• **The exercise**
Return exactly the span of lines that opens with the line containing "Read out every word on this page." and closes with the last line of the data, inclusive.

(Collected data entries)
#####
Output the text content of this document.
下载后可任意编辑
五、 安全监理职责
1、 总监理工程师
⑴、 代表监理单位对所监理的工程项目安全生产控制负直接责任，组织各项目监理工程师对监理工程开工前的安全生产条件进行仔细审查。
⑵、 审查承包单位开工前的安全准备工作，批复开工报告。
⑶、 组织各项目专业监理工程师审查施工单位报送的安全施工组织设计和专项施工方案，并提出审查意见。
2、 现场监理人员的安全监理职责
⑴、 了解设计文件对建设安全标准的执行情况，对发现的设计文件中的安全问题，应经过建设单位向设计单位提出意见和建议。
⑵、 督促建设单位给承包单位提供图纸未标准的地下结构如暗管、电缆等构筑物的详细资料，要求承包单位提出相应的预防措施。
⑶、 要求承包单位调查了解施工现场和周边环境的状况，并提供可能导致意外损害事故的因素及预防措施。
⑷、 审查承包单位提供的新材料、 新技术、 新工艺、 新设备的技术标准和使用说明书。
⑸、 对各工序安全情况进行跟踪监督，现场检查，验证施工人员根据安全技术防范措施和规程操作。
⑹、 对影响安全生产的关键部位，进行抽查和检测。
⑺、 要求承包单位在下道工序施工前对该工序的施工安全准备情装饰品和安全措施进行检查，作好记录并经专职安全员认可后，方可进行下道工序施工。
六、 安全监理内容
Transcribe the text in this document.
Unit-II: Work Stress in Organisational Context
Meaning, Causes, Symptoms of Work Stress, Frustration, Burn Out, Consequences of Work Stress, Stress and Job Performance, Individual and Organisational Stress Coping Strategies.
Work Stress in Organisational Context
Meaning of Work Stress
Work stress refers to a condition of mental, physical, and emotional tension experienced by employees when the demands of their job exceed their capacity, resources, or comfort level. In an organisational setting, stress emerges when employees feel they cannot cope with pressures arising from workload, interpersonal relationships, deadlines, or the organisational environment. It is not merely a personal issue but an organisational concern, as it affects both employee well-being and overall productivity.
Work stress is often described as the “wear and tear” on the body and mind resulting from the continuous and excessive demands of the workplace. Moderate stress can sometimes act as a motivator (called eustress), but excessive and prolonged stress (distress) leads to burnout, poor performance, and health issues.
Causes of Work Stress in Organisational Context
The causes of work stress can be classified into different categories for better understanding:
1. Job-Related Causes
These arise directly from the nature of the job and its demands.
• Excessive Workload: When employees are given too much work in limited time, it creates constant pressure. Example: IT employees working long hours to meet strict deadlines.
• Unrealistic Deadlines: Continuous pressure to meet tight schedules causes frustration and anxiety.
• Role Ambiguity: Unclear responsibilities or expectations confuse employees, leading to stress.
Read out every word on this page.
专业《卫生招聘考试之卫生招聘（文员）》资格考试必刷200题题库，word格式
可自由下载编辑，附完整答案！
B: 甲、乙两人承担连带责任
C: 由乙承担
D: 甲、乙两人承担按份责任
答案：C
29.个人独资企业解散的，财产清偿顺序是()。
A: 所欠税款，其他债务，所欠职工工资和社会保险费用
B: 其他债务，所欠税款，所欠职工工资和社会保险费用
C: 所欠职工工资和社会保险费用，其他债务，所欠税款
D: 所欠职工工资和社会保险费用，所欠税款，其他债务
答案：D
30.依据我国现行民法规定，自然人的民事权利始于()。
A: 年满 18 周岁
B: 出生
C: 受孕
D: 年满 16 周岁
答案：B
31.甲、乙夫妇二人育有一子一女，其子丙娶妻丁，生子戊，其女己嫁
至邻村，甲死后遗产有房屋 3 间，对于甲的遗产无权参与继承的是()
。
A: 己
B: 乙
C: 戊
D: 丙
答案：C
#####
• **Result below**
Read out every word on this page.
专业《卫生招聘考试之卫生招聘（文员）》资格考试必刷200题题库，word格式
可自由下载编辑，附完整答案！
B: 甲、乙两人承担连带责任
C: 由乙承担
D: 甲、乙两人承担按份责任
答案：C
29.个人独资企业解散的，财产清偿顺序是()。
A: 所欠税款，其他债务，所欠职工工资和社会保险费用
B: 其他债务，所欠税款，所欠职工工资和社会保险费用
C: 所欠职工工资和社会保险费用，其他债务，所欠税款
D: 所欠职工工资和社会保险费用，所欠税款，其他债务
答案：D
30.依据我国现行民法规定，自然人的民事权利始于()。
A: 年满 18 周岁
B: 出生
C: 受孕
D: 年满 16 周岁
答案：B
31.甲、乙夫妇二人育有一子一女，其子丙娶妻丁，生子戊，其女己嫁
至邻村，甲死后遗产有房屋 3 间，对于甲的遗产无权参与继承的是()
。
A: 己
B: 乙
C: 戊
D: 丙
答案：C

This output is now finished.